→ GIVEN REQUEST
Scan the records below. List lines holding "this".

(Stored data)
+--
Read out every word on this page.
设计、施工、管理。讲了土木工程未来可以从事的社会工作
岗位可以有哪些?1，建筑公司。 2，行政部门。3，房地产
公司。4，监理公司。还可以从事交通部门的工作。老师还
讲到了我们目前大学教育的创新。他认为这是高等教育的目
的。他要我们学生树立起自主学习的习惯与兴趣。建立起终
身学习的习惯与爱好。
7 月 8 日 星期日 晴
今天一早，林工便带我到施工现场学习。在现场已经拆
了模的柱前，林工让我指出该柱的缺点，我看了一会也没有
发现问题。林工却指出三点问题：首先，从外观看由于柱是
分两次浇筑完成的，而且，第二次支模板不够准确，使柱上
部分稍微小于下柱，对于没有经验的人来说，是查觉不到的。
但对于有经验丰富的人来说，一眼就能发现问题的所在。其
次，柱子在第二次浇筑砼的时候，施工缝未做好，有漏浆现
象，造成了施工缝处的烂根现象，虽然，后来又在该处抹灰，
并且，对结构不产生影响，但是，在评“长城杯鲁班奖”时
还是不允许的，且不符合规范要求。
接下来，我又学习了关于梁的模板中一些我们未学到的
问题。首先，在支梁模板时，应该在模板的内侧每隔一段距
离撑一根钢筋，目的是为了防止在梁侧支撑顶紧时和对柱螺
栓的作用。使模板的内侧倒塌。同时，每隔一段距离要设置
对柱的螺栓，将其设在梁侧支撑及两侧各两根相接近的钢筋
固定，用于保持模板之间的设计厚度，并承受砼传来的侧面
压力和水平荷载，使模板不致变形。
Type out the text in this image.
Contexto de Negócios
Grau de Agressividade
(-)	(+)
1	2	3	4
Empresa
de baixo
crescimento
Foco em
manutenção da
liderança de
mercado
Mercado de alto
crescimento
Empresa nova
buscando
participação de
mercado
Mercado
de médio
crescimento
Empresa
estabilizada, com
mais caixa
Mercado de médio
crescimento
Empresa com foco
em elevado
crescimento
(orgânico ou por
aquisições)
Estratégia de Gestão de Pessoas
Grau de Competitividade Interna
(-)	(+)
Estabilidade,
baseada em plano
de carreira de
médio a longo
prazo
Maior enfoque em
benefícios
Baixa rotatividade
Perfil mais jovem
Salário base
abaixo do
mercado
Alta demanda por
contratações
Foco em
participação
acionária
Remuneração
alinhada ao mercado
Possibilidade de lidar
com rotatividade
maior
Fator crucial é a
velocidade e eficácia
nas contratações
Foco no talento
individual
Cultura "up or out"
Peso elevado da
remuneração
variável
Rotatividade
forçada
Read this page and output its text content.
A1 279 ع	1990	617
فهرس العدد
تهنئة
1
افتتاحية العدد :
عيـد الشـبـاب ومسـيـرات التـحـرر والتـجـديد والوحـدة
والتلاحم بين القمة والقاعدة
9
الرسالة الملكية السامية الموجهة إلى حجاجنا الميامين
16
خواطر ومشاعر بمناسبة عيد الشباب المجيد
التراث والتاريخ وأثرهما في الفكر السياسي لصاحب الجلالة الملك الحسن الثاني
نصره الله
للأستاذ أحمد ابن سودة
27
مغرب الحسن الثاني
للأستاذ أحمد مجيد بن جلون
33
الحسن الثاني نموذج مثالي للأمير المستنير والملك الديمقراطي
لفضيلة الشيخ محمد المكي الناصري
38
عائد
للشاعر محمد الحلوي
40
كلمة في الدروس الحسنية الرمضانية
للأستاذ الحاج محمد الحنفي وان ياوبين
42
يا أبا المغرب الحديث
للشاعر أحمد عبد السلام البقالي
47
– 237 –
+--
→ THE RESULT
Read out every word on this page.
Type out the text in this image.
Read this page and output its text content.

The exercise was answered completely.